Exercise:
Return all of the entries word for word, but omit the pictures they contain.

Records supplied:
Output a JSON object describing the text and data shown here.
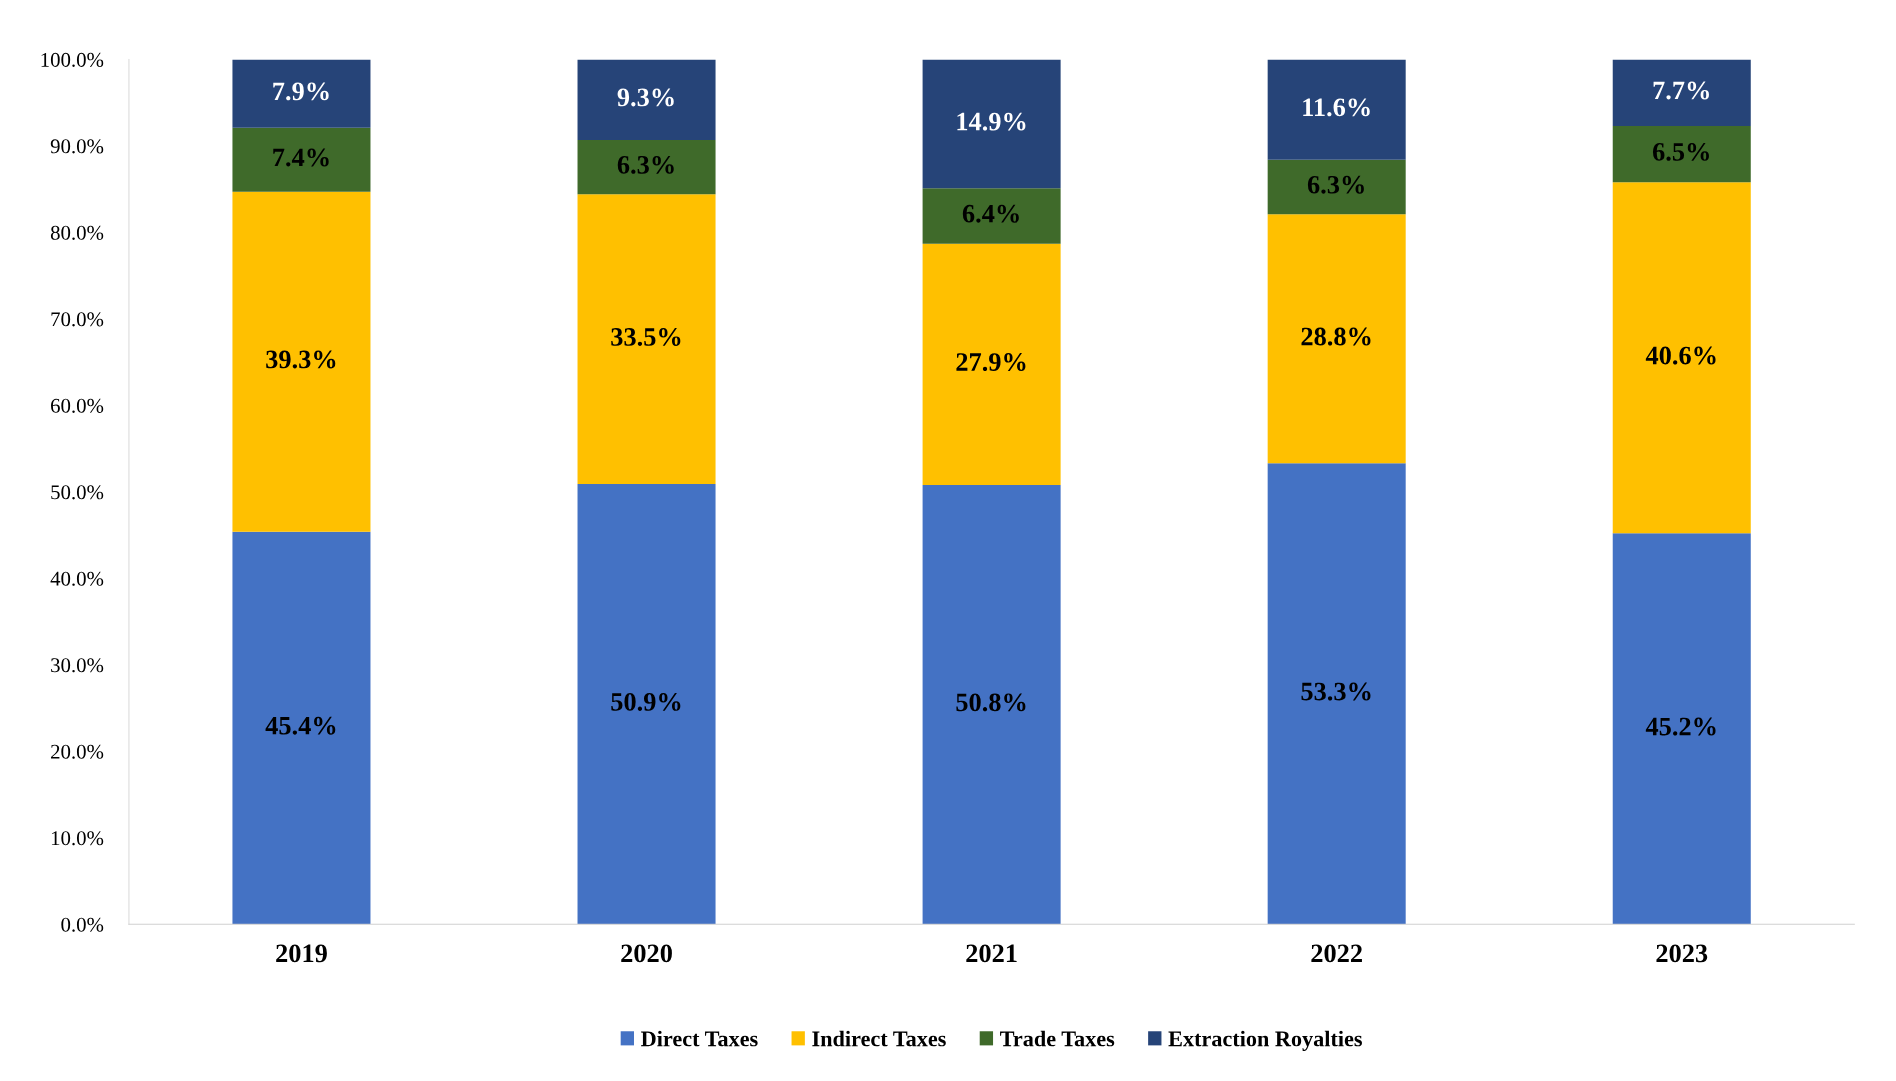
{
  "chart_data": {
    "type": "bar",
    "stacked": true,
    "categories": [
      "2019",
      "2020",
      "2021",
      "2022",
      "2023"
    ],
    "series": [
      {
        "name": "Direct Taxes",
        "color": "#4472c4",
        "values": [
          45.4,
          50.9,
          50.8,
          53.3,
          45.2
        ],
        "value_labels": [
          "45.4%",
          "50.9%",
          "50.8%",
          "53.3%",
          "45.2%"
        ]
      },
      {
        "name": "Indirect Taxes",
        "color": "#ffc000",
        "values": [
          39.3,
          33.5,
          27.9,
          28.8,
          40.6
        ],
        "value_labels": [
          "39.3%",
          "33.5%",
          "27.9%",
          "28.8%",
          "40.6%"
        ]
      },
      {
        "name": "Trade Taxes",
        "color": "#3f6a2a",
        "values": [
          7.4,
          6.3,
          6.4,
          6.3,
          6.5
        ],
        "value_labels": [
          "7.4%",
          "6.3%",
          "6.4%",
          "6.3%",
          "6.5%"
        ]
      },
      {
        "name": "Extraction Royalties",
        "color": "#264478",
        "values": [
          7.9,
          9.3,
          14.9,
          11.6,
          7.7
        ],
        "value_labels": [
          "7.9%",
          "9.3%",
          "14.9%",
          "11.6%",
          "7.7%"
        ]
      }
    ],
    "ylim": [
      0,
      100
    ],
    "yticks": [
      {
        "value": 0,
        "label": "0.0%"
      },
      {
        "value": 10,
        "label": "10.0%"
      },
      {
        "value": 20,
        "label": "20.0%"
      },
      {
        "value": 30,
        "label": "30.0%"
      },
      {
        "value": 40,
        "label": "40.0%"
      },
      {
        "value": 50,
        "label": "50.0%"
      },
      {
        "value": 60,
        "label": "60.0%"
      },
      {
        "value": 70,
        "label": "70.0%"
      },
      {
        "value": 80,
        "label": "80.0%"
      },
      {
        "value": 90,
        "label": "90.0%"
      },
      {
        "value": 100,
        "label": "100.0%"
      }
    ],
    "grid": false,
    "legend": "bottom"
  }
}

Correct output:
Output a JSON object describing the text and data shown here.
{
  "chart_data": {
    "type": "bar",
    "stacked": true,
    "categories": [
      "2019",
      "2020",
      "2021",
      "2022",
      "2023"
    ],
    "series": [
      {
        "name": "Direct Taxes",
        "color": "#4472c4",
        "values": [
          45.4,
          50.9,
          50.8,
          53.3,
          45.2
        ],
        "value_labels": [
          "45.4%",
          "50.9%",
          "50.8%",
          "53.3%",
          "45.2%"
        ]
      },
      {
        "name": "Indirect Taxes",
        "color": "#ffc000",
        "values": [
          39.3,
          33.5,
          27.9,
          28.8,
          40.6
        ],
        "value_labels": [
          "39.3%",
          "33.5%",
          "27.9%",
          "28.8%",
          "40.6%"
        ]
      },
      {
        "name": "Trade Taxes",
        "color": "#3f6a2a",
        "values": [
          7.4,
          6.3,
          6.4,
          6.3,
          6.5
        ],
        "value_labels": [
          "7.4%",
          "6.3%",
          "6.4%",
          "6.3%",
          "6.5%"
        ]
      },
      {
        "name": "Extraction Royalties",
        "color": "#264478",
        "values": [
          7.9,
          9.3,
          14.9,
          11.6,
          7.7
        ],
        "value_labels": [
          "7.9%",
          "9.3%",
          "14.9%",
          "11.6%",
          "7.7%"
        ]
      }
    ],
    "ylim": [
      0,
      100
    ],
    "yticks": [
      {
        "value": 0,
        "label": "0.0%"
      },
      {
        "value": 10,
        "label": "10.0%"
      },
      {
        "value": 20,
        "label": "20.0%"
      },
      {
        "value": 30,
        "label": "30.0%"
      },
      {
        "value": 40,
        "label": "40.0%"
      },
      {
        "value": 50,
        "label": "50.0%"
      },
      {
        "value": 60,
        "label": "60.0%"
      },
      {
        "value": 70,
        "label": "70.0%"
      },
      {
        "value": 80,
        "label": "80.0%"
      },
      {
        "value": 90,
        "label": "90.0%"
      },
      {
        "value": 100,
        "label": "100.0%"
      }
    ],
    "grid": false,
    "legend": "bottom"
  }
}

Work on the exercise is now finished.